--- Dataset content ---

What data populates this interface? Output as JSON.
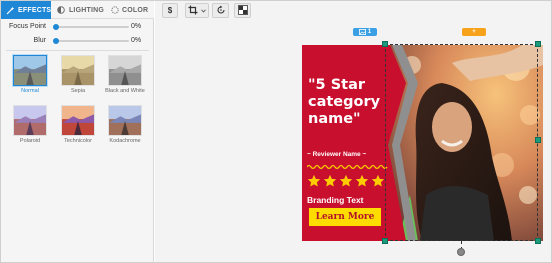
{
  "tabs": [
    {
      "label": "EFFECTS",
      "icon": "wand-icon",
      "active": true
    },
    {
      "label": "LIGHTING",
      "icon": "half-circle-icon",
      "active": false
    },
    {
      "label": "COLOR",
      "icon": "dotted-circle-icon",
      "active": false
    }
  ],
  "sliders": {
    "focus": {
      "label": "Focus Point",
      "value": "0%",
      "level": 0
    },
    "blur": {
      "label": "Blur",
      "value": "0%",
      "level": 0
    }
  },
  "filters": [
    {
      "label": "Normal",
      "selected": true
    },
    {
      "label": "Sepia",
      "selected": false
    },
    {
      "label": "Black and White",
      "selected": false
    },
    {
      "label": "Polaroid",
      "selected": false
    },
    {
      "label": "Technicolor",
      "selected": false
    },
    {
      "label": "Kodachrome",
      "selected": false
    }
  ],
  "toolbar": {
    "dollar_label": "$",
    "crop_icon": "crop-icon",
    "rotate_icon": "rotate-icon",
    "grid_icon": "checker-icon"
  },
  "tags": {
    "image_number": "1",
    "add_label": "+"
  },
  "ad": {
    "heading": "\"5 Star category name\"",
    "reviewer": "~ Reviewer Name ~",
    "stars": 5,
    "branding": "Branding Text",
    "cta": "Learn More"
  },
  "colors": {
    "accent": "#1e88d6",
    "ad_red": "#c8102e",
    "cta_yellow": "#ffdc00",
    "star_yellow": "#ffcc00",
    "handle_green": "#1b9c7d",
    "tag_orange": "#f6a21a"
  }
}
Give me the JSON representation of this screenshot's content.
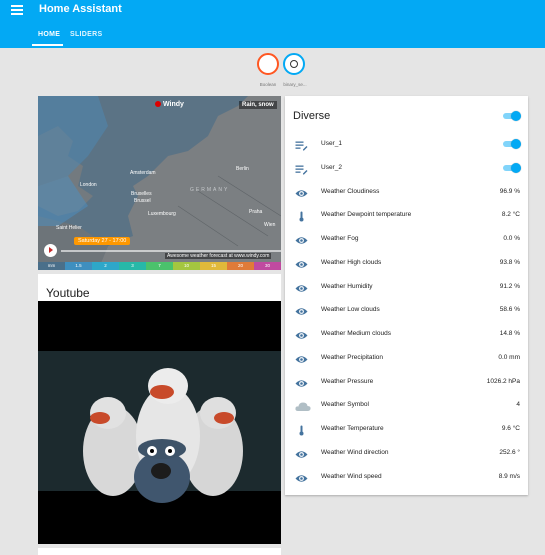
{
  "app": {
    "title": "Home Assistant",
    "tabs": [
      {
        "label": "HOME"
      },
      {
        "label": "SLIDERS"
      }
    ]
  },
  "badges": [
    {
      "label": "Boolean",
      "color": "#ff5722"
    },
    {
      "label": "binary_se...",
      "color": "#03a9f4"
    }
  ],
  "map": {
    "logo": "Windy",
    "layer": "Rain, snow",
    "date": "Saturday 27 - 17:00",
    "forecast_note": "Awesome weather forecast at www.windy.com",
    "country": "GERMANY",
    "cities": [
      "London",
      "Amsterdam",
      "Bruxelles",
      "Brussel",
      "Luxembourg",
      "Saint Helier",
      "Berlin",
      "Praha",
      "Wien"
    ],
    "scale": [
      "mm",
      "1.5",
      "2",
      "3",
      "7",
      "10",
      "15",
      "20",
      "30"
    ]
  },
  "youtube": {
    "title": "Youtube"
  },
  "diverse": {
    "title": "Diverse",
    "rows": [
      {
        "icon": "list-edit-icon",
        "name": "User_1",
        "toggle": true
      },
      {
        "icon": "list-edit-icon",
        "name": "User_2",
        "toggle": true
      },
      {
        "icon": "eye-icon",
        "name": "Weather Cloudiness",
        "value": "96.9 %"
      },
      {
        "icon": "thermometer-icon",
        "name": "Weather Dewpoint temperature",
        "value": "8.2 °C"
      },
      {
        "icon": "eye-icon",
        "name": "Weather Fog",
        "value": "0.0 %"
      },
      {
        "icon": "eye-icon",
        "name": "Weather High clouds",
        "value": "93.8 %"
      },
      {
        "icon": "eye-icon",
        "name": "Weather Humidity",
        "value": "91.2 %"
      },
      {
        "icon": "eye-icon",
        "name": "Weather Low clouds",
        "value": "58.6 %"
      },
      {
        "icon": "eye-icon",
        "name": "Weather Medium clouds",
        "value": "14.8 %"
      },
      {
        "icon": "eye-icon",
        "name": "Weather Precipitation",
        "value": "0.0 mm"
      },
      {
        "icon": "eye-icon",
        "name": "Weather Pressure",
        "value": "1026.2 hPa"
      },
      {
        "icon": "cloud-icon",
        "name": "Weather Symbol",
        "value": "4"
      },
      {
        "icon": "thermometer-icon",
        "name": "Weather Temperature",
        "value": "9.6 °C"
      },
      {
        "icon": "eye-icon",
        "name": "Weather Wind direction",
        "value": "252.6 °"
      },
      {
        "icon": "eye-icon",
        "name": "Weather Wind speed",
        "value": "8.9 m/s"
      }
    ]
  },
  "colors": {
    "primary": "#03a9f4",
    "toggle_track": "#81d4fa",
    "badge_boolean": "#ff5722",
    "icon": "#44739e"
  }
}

---

## Directive
Quote every line of the records above exactly; no picture is to be copied.

## Finished exercise
What data populates this interface? Output as JSON.
{
  "tabs": [
    {
      "label": "EFFECTS",
      "icon": "wand-icon",
      "active": true
    },
    {
      "label": "LIGHTING",
      "icon": "half-circle-icon",
      "active": false
    },
    {
      "label": "COLOR",
      "icon": "dotted-circle-icon",
      "active": false
    }
  ],
  "sliders": {
    "focus": {
      "label": "Focus Point",
      "value": "0%",
      "level": 0
    },
    "blur": {
      "label": "Blur",
      "value": "0%",
      "level": 0
    }
  },
  "filters": [
    {
      "label": "Normal",
      "selected": true
    },
    {
      "label": "Sepia",
      "selected": false
    },
    {
      "label": "Black and White",
      "selected": false
    },
    {
      "label": "Polaroid",
      "selected": false
    },
    {
      "label": "Technicolor",
      "selected": false
    },
    {
      "label": "Kodachrome",
      "selected": false
    }
  ],
  "toolbar": {
    "dollar_label": "$",
    "crop_icon": "crop-icon",
    "rotate_icon": "rotate-icon",
    "grid_icon": "checker-icon"
  },
  "tags": {
    "image_number": "1",
    "add_label": "+"
  },
  "ad": {
    "heading": "\"5 Star category name\"",
    "reviewer": "~ Reviewer Name ~",
    "stars": 5,
    "branding": "Branding Text",
    "cta": "Learn More"
  },
  "colors": {
    "accent": "#1e88d6",
    "ad_red": "#c8102e",
    "cta_yellow": "#ffdc00",
    "star_yellow": "#ffcc00",
    "handle_green": "#1b9c7d",
    "tag_orange": "#f6a21a"
  }
}
Give me the JSON representation of this screenshot's content.
{
  "app": {
    "title": "Home Assistant",
    "tabs": [
      {
        "label": "HOME"
      },
      {
        "label": "SLIDERS"
      }
    ]
  },
  "badges": [
    {
      "label": "Boolean",
      "color": "#ff5722"
    },
    {
      "label": "binary_se...",
      "color": "#03a9f4"
    }
  ],
  "map": {
    "logo": "Windy",
    "layer": "Rain, snow",
    "date": "Saturday 27 - 17:00",
    "forecast_note": "Awesome weather forecast at www.windy.com",
    "country": "GERMANY",
    "cities": [
      "London",
      "Amsterdam",
      "Bruxelles",
      "Brussel",
      "Luxembourg",
      "Saint Helier",
      "Berlin",
      "Praha",
      "Wien"
    ],
    "scale": [
      "mm",
      "1.5",
      "2",
      "3",
      "7",
      "10",
      "15",
      "20",
      "30"
    ]
  },
  "youtube": {
    "title": "Youtube"
  },
  "diverse": {
    "title": "Diverse",
    "rows": [
      {
        "icon": "list-edit-icon",
        "name": "User_1",
        "toggle": true
      },
      {
        "icon": "list-edit-icon",
        "name": "User_2",
        "toggle": true
      },
      {
        "icon": "eye-icon",
        "name": "Weather Cloudiness",
        "value": "96.9 %"
      },
      {
        "icon": "thermometer-icon",
        "name": "Weather Dewpoint temperature",
        "value": "8.2 °C"
      },
      {
        "icon": "eye-icon",
        "name": "Weather Fog",
        "value": "0.0 %"
      },
      {
        "icon": "eye-icon",
        "name": "Weather High clouds",
        "value": "93.8 %"
      },
      {
        "icon": "eye-icon",
        "name": "Weather Humidity",
        "value": "91.2 %"
      },
      {
        "icon": "eye-icon",
        "name": "Weather Low clouds",
        "value": "58.6 %"
      },
      {
        "icon": "eye-icon",
        "name": "Weather Medium clouds",
        "value": "14.8 %"
      },
      {
        "icon": "eye-icon",
        "name": "Weather Precipitation",
        "value": "0.0 mm"
      },
      {
        "icon": "eye-icon",
        "name": "Weather Pressure",
        "value": "1026.2 hPa"
      },
      {
        "icon": "cloud-icon",
        "name": "Weather Symbol",
        "value": "4"
      },
      {
        "icon": "thermometer-icon",
        "name": "Weather Temperature",
        "value": "9.6 °C"
      },
      {
        "icon": "eye-icon",
        "name": "Weather Wind direction",
        "value": "252.6 °"
      },
      {
        "icon": "eye-icon",
        "name": "Weather Wind speed",
        "value": "8.9 m/s"
      }
    ]
  },
  "colors": {
    "primary": "#03a9f4",
    "toggle_track": "#81d4fa",
    "badge_boolean": "#ff5722",
    "icon": "#44739e"
  }
}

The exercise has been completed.